§ **EXERCISE INPUT**:
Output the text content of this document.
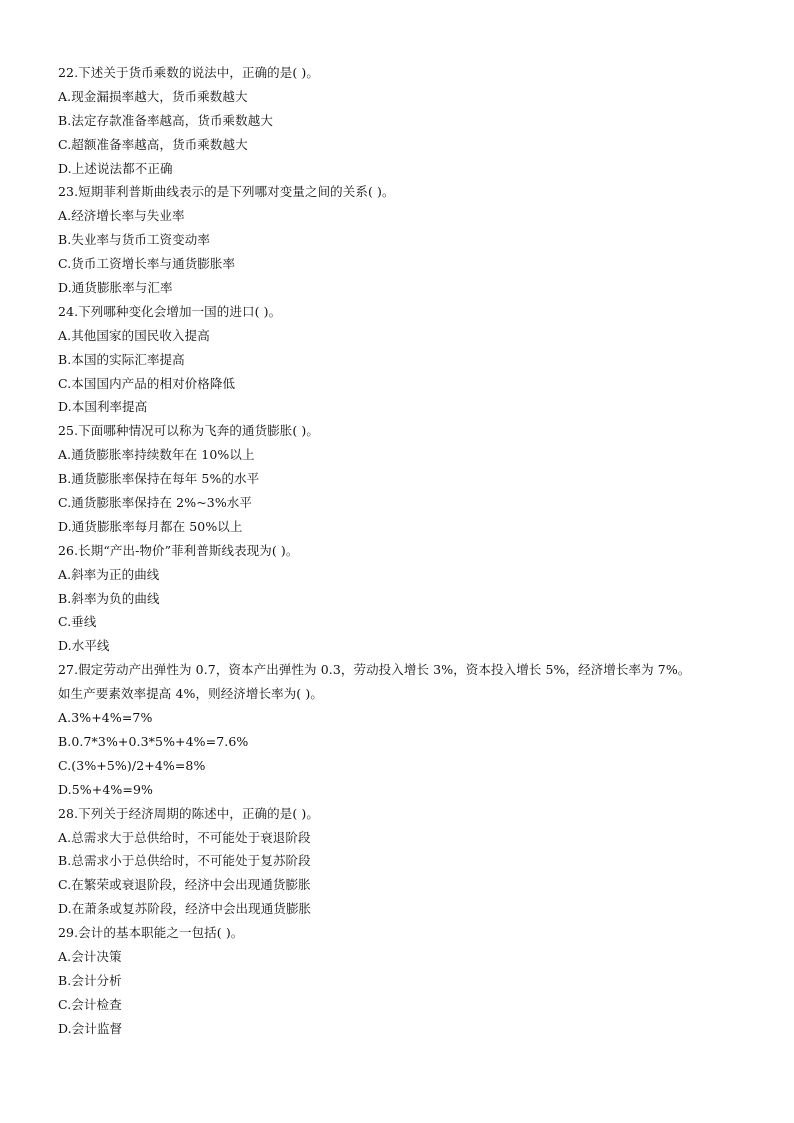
22.下述关于货币乘数的说法中，正确的是( )。
A.现金漏损率越大，货币乘数越大
B.法定存款准备率越高，货币乘数越大
C.超额准备率越高，货币乘数越大
D.上述说法都不正确
23.短期菲利普斯曲线表示的是下列哪对变量之间的关系( )。
A.经济增长率与失业率
B.失业率与货币工资变动率
C.货币工资增长率与通货膨胀率
D.通货膨胀率与汇率
24.下列哪种变化会增加一国的进口( )。
A.其他国家的国民收入提高
B.本国的实际汇率提高
C.本国国内产品的相对价格降低
D.本国利率提高
25.下面哪种情况可以称为飞奔的通货膨胀( )。
A.通货膨胀率持续数年在 10%以上
B.通货膨胀率保持在每年 5%的水平
C.通货膨胀率保持在 2%~3%水平
D.通货膨胀率每月都在 50%以上
26.长期“产出-物价”菲利普斯线表现为( )。
A.斜率为正的曲线
B.斜率为负的曲线
C.垂线
D.水平线
27.假定劳动产出弹性为 0.7，资本产出弹性为 0.3，劳动投入增长 3%，资本投入增长 5%，经济增长率为 7%。
如生产要素效率提高 4%，则经济增长率为( )。
A.3%+4%=7%
B.0.7*3%+0.3*5%+4%=7.6%
C.(3%+5%)/2+4%=8%
D.5%+4%=9%
28.下列关于经济周期的陈述中，正确的是( )。
A.总需求大于总供给时，不可能处于衰退阶段
B.总需求小于总供给时，不可能处于复苏阶段
C.在繁荣或衰退阶段，经济中会出现通货膨胀
D.在萧条或复苏阶段，经济中会出现通货膨胀
29.会计的基本职能之一包括( )。
A.会计决策
B.会计分析
C.会计检查
D.会计监督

§ **THE TASK**: Leave the pictures out and copy the rest of the data exactly.

§ **ANSWER TO THE TASK**:
Output the text content of this document.
22.下述关于货币乘数的说法中，正确的是( )。
A.现金漏损率越大，货币乘数越大
B.法定存款准备率越高，货币乘数越大
C.超额准备率越高，货币乘数越大
D.上述说法都不正确
23.短期菲利普斯曲线表示的是下列哪对变量之间的关系( )。
A.经济增长率与失业率
B.失业率与货币工资变动率
C.货币工资增长率与通货膨胀率
D.通货膨胀率与汇率
24.下列哪种变化会增加一国的进口( )。
A.其他国家的国民收入提高
B.本国的实际汇率提高
C.本国国内产品的相对价格降低
D.本国利率提高
25.下面哪种情况可以称为飞奔的通货膨胀( )。
A.通货膨胀率持续数年在 10%以上
B.通货膨胀率保持在每年 5%的水平
C.通货膨胀率保持在 2%~3%水平
D.通货膨胀率每月都在 50%以上
26.长期“产出-物价”菲利普斯线表现为( )。
A.斜率为正的曲线
B.斜率为负的曲线
C.垂线
D.水平线
27.假定劳动产出弹性为 0.7，资本产出弹性为 0.3，劳动投入增长 3%，资本投入增长 5%，经济增长率为 7%。
如生产要素效率提高 4%，则经济增长率为( )。
A.3%+4%=7%
B.0.7*3%+0.3*5%+4%=7.6%
C.(3%+5%)/2+4%=8%
D.5%+4%=9%
28.下列关于经济周期的陈述中，正确的是( )。
A.总需求大于总供给时，不可能处于衰退阶段
B.总需求小于总供给时，不可能处于复苏阶段
C.在繁荣或衰退阶段，经济中会出现通货膨胀
D.在萧条或复苏阶段，经济中会出现通货膨胀
29.会计的基本职能之一包括( )。
A.会计决策
B.会计分析
C.会计检查
D.会计监督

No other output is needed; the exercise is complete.